** INPUT RECORDS **
________________________
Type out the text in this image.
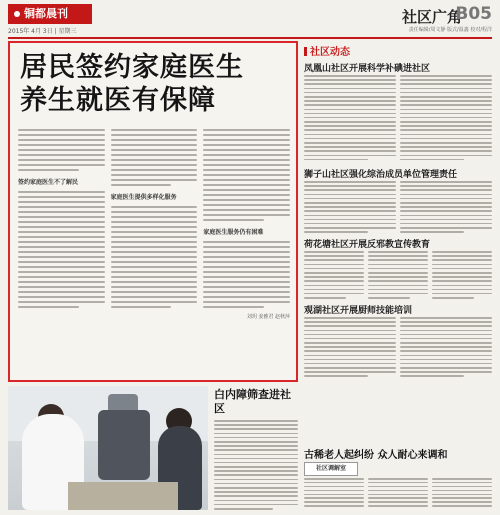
铜都晨刊
2015年 4月 3日 | 星期三
社区广角
B05
责任编辑/周文静 版式/温鑫 校对/程洋
居民签约家庭医生
养生就医有保障
签约家庭医生不了解民
家庭医生提供多样化服务
家庭医生服务仍有困难
刘玥 姜雅君 赵秋萍
社区动态
凤凰山社区开展科学补碘进社区
狮子山社区强化综治成员单位管理责任
荷花塘社区开展反邪教宣传教育
观湖社区开展厨师技能培训
白内障筛查进社区
古稀老人起纠纷 众人耐心来调和
社区调解室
________________________
Leave out the pictures and print every line of the data exactly.

Type out the text in this image.
铜都晨刊
2015年 4月 3日 | 星期三
社区广角
B05
责任编辑/周文静 版式/温鑫 校对/程洋
居民签约家庭医生
养生就医有保障
签约家庭医生不了解民
家庭医生提供多样化服务
家庭医生服务仍有困难
刘玥 姜雅君 赵秋萍
社区动态
凤凰山社区开展科学补碘进社区
狮子山社区强化综治成员单位管理责任
荷花塘社区开展反邪教宣传教育
观湖社区开展厨师技能培训
白内障筛查进社区
古稀老人起纠纷 众人耐心来调和
社区调解室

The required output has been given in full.